■ **WHAT THE TASK ASKS**:
Your task is to restate the data word for word.

■ **EXCERPTED RECORDS**:

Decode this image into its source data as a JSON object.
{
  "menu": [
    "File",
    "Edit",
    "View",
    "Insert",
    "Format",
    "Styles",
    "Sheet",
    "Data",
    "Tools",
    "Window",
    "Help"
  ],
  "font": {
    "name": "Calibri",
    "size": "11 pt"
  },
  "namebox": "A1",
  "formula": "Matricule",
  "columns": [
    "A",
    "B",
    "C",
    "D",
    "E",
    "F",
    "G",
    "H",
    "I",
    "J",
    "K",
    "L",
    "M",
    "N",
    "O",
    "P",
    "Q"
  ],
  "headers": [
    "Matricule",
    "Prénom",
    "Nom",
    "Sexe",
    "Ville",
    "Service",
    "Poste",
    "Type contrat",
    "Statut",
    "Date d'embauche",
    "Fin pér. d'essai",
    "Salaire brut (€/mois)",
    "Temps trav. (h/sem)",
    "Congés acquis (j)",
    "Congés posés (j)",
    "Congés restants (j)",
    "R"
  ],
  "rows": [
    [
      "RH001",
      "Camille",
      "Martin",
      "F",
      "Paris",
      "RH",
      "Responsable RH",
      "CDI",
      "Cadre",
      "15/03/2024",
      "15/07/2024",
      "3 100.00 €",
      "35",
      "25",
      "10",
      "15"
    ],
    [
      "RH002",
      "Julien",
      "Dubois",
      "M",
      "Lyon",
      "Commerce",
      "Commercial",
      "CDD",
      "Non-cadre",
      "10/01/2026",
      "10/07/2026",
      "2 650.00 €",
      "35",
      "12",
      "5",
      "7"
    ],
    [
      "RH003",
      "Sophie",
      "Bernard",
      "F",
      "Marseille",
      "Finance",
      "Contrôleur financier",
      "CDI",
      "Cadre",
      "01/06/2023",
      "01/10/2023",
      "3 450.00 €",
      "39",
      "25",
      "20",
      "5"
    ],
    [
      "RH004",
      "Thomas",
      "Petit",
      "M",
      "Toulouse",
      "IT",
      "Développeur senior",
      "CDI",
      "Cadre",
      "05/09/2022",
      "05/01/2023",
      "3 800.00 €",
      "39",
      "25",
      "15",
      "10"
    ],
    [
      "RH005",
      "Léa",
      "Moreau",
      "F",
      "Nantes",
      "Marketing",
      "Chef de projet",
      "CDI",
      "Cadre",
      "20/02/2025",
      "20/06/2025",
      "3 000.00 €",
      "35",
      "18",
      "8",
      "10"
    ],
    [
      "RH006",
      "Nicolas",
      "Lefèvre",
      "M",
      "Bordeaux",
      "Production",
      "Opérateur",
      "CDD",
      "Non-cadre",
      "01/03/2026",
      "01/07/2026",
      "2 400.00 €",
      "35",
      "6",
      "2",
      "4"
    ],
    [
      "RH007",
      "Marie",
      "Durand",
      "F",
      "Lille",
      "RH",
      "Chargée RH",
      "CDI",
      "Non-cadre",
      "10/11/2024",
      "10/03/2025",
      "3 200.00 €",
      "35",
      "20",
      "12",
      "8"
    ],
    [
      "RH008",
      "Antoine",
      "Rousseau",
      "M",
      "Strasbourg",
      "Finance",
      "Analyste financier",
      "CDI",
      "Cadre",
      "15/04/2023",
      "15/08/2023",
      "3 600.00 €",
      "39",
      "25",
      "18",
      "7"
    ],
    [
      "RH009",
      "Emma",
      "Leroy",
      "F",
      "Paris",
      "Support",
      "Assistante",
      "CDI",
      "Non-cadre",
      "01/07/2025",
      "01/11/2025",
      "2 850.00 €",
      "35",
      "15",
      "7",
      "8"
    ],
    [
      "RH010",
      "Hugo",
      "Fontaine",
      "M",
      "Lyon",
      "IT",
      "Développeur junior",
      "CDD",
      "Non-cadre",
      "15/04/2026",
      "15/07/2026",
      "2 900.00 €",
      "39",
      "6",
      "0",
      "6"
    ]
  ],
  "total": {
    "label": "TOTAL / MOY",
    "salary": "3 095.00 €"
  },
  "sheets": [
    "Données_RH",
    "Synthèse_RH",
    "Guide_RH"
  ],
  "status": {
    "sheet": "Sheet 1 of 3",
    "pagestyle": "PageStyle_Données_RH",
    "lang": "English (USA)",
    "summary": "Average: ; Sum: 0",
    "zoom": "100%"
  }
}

■ **EXPECTED ANSWER**:
Decode this image into its source data as a JSON object.
{
  "menu": [
    "File",
    "Edit",
    "View",
    "Insert",
    "Format",
    "Styles",
    "Sheet",
    "Data",
    "Tools",
    "Window",
    "Help"
  ],
  "font": {
    "name": "Calibri",
    "size": "11 pt"
  },
  "namebox": "A1",
  "formula": "Matricule",
  "columns": [
    "A",
    "B",
    "C",
    "D",
    "E",
    "F",
    "G",
    "H",
    "I",
    "J",
    "K",
    "L",
    "M",
    "N",
    "O",
    "P",
    "Q"
  ],
  "headers": [
    "Matricule",
    "Prénom",
    "Nom",
    "Sexe",
    "Ville",
    "Service",
    "Poste",
    "Type contrat",
    "Statut",
    "Date d'embauche",
    "Fin pér. d'essai",
    "Salaire brut (€/mois)",
    "Temps trav. (h/sem)",
    "Congés acquis (j)",
    "Congés posés (j)",
    "Congés restants (j)",
    "R"
  ],
  "rows": [
    [
      "RH001",
      "Camille",
      "Martin",
      "F",
      "Paris",
      "RH",
      "Responsable RH",
      "CDI",
      "Cadre",
      "15/03/2024",
      "15/07/2024",
      "3 100.00 €",
      "35",
      "25",
      "10",
      "15"
    ],
    [
      "RH002",
      "Julien",
      "Dubois",
      "M",
      "Lyon",
      "Commerce",
      "Commercial",
      "CDD",
      "Non-cadre",
      "10/01/2026",
      "10/07/2026",
      "2 650.00 €",
      "35",
      "12",
      "5",
      "7"
    ],
    [
      "RH003",
      "Sophie",
      "Bernard",
      "F",
      "Marseille",
      "Finance",
      "Contrôleur financier",
      "CDI",
      "Cadre",
      "01/06/2023",
      "01/10/2023",
      "3 450.00 €",
      "39",
      "25",
      "20",
      "5"
    ],
    [
      "RH004",
      "Thomas",
      "Petit",
      "M",
      "Toulouse",
      "IT",
      "Développeur senior",
      "CDI",
      "Cadre",
      "05/09/2022",
      "05/01/2023",
      "3 800.00 €",
      "39",
      "25",
      "15",
      "10"
    ],
    [
      "RH005",
      "Léa",
      "Moreau",
      "F",
      "Nantes",
      "Marketing",
      "Chef de projet",
      "CDI",
      "Cadre",
      "20/02/2025",
      "20/06/2025",
      "3 000.00 €",
      "35",
      "18",
      "8",
      "10"
    ],
    [
      "RH006",
      "Nicolas",
      "Lefèvre",
      "M",
      "Bordeaux",
      "Production",
      "Opérateur",
      "CDD",
      "Non-cadre",
      "01/03/2026",
      "01/07/2026",
      "2 400.00 €",
      "35",
      "6",
      "2",
      "4"
    ],
    [
      "RH007",
      "Marie",
      "Durand",
      "F",
      "Lille",
      "RH",
      "Chargée RH",
      "CDI",
      "Non-cadre",
      "10/11/2024",
      "10/03/2025",
      "3 200.00 €",
      "35",
      "20",
      "12",
      "8"
    ],
    [
      "RH008",
      "Antoine",
      "Rousseau",
      "M",
      "Strasbourg",
      "Finance",
      "Analyste financier",
      "CDI",
      "Cadre",
      "15/04/2023",
      "15/08/2023",
      "3 600.00 €",
      "39",
      "25",
      "18",
      "7"
    ],
    [
      "RH009",
      "Emma",
      "Leroy",
      "F",
      "Paris",
      "Support",
      "Assistante",
      "CDI",
      "Non-cadre",
      "01/07/2025",
      "01/11/2025",
      "2 850.00 €",
      "35",
      "15",
      "7",
      "8"
    ],
    [
      "RH010",
      "Hugo",
      "Fontaine",
      "M",
      "Lyon",
      "IT",
      "Développeur junior",
      "CDD",
      "Non-cadre",
      "15/04/2026",
      "15/07/2026",
      "2 900.00 €",
      "39",
      "6",
      "0",
      "6"
    ]
  ],
  "total": {
    "label": "TOTAL / MOY",
    "salary": "3 095.00 €"
  },
  "sheets": [
    "Données_RH",
    "Synthèse_RH",
    "Guide_RH"
  ],
  "status": {
    "sheet": "Sheet 1 of 3",
    "pagestyle": "PageStyle_Données_RH",
    "lang": "English (USA)",
    "summary": "Average: ; Sum: 0",
    "zoom": "100%"
  }
}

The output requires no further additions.